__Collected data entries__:
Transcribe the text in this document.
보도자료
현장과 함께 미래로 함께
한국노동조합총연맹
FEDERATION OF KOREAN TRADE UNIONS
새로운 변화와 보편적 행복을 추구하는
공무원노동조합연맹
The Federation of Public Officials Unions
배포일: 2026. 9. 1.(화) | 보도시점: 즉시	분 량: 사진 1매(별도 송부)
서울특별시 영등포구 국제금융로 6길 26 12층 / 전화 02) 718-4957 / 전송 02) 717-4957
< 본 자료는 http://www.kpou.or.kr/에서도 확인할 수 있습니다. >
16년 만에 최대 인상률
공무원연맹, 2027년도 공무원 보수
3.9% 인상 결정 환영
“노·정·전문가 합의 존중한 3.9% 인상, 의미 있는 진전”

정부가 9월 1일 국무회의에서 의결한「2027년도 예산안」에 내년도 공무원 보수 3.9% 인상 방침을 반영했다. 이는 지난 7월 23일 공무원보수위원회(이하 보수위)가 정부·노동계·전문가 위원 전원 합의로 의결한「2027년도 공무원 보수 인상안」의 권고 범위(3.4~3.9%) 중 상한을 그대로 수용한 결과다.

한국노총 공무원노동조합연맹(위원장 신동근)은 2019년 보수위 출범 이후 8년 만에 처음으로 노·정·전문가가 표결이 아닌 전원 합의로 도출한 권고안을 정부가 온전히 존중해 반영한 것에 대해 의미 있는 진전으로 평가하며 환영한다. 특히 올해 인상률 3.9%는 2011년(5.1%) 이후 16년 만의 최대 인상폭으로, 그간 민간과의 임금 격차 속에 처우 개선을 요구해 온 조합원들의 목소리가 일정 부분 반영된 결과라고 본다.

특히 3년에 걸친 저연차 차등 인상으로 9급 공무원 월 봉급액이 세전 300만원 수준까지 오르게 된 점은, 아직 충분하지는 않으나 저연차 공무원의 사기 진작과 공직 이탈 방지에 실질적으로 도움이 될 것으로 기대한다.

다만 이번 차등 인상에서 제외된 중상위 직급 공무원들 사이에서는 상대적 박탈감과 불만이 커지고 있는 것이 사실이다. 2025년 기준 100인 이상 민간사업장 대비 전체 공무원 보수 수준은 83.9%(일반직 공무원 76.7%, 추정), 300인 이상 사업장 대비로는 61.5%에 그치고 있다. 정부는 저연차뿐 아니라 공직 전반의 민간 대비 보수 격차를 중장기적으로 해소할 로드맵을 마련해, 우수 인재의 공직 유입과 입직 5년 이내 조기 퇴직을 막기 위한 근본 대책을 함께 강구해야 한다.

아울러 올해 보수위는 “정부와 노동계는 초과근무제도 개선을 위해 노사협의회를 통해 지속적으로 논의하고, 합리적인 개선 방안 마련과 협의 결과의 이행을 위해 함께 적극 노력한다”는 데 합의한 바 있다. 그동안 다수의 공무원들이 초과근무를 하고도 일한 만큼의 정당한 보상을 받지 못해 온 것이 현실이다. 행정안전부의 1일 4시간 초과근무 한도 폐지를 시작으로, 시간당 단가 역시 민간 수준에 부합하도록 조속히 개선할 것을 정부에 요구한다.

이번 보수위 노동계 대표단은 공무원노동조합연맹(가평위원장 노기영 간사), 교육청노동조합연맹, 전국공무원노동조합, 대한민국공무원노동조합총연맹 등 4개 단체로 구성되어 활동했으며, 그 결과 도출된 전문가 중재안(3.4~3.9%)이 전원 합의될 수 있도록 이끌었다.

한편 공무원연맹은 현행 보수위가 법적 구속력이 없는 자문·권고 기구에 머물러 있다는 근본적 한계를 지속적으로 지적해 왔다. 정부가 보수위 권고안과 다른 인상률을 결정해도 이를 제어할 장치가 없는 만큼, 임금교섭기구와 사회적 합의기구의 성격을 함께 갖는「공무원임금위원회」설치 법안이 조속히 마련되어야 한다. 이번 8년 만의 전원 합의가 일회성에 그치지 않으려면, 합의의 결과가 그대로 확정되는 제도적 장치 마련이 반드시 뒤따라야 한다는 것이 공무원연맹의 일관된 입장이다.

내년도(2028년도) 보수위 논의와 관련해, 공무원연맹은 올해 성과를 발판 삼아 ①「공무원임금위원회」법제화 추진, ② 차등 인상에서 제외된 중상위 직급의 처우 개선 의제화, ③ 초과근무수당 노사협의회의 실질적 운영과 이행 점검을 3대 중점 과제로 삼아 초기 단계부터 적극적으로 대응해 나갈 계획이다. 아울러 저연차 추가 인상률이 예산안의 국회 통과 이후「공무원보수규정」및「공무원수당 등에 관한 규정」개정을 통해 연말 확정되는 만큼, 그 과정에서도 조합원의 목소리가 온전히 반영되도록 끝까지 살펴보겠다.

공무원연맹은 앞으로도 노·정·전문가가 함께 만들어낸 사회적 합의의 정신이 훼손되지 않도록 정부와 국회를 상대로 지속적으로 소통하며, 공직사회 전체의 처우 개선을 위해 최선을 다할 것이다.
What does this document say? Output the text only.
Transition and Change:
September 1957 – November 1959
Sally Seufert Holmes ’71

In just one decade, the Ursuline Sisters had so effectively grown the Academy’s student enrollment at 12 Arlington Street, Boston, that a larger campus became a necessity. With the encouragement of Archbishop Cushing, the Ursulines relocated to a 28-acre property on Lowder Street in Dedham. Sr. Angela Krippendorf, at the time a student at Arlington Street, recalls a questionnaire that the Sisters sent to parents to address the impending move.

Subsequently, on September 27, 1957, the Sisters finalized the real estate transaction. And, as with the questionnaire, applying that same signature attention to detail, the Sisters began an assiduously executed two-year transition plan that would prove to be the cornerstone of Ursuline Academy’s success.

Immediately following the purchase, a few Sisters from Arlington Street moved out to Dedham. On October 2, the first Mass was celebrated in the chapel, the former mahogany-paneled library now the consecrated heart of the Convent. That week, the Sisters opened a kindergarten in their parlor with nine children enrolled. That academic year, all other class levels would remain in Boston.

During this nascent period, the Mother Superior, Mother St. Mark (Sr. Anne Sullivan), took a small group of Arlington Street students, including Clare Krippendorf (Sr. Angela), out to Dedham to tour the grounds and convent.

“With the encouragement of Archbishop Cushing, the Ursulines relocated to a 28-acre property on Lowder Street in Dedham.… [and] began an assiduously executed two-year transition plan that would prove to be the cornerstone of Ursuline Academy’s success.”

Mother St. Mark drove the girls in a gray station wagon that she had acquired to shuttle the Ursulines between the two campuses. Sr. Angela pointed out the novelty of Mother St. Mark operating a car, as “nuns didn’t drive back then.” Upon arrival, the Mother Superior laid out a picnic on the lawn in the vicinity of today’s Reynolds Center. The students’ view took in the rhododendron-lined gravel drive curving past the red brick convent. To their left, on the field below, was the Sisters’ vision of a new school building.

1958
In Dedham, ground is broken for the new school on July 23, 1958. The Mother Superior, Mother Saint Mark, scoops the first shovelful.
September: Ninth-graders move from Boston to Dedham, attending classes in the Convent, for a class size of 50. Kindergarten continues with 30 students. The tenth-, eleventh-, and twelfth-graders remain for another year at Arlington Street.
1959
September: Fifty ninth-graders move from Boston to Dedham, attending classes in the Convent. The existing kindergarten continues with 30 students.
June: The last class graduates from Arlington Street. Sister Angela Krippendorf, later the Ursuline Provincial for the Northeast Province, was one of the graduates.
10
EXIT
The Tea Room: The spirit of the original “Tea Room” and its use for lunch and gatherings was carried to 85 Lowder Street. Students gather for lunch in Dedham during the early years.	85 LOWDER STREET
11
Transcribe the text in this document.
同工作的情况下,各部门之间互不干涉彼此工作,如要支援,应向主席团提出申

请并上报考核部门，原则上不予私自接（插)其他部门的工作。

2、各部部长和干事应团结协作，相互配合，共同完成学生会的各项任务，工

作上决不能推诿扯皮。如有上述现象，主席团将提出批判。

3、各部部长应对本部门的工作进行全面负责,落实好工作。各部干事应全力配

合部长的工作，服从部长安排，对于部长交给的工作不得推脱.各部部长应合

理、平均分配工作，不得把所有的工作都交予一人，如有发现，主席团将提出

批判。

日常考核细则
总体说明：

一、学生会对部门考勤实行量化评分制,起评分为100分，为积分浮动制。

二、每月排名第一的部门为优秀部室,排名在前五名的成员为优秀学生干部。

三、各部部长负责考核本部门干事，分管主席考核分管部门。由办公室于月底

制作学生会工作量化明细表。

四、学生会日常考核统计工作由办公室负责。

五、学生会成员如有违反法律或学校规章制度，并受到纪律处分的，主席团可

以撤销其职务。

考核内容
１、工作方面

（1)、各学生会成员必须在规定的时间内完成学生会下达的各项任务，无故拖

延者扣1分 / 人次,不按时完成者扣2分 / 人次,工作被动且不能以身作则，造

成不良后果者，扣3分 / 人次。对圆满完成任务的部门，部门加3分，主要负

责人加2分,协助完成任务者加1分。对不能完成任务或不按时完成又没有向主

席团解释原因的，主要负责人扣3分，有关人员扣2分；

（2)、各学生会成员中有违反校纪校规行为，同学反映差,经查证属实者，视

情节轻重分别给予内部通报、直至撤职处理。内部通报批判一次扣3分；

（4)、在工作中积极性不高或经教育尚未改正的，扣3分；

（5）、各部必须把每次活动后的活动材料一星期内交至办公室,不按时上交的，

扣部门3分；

__SHORT EXERCISE__:
Work out how many lines of the listing above include the word "인상에서". Reply with nothing but the count.

__COMPLETE OUTPUT__:
2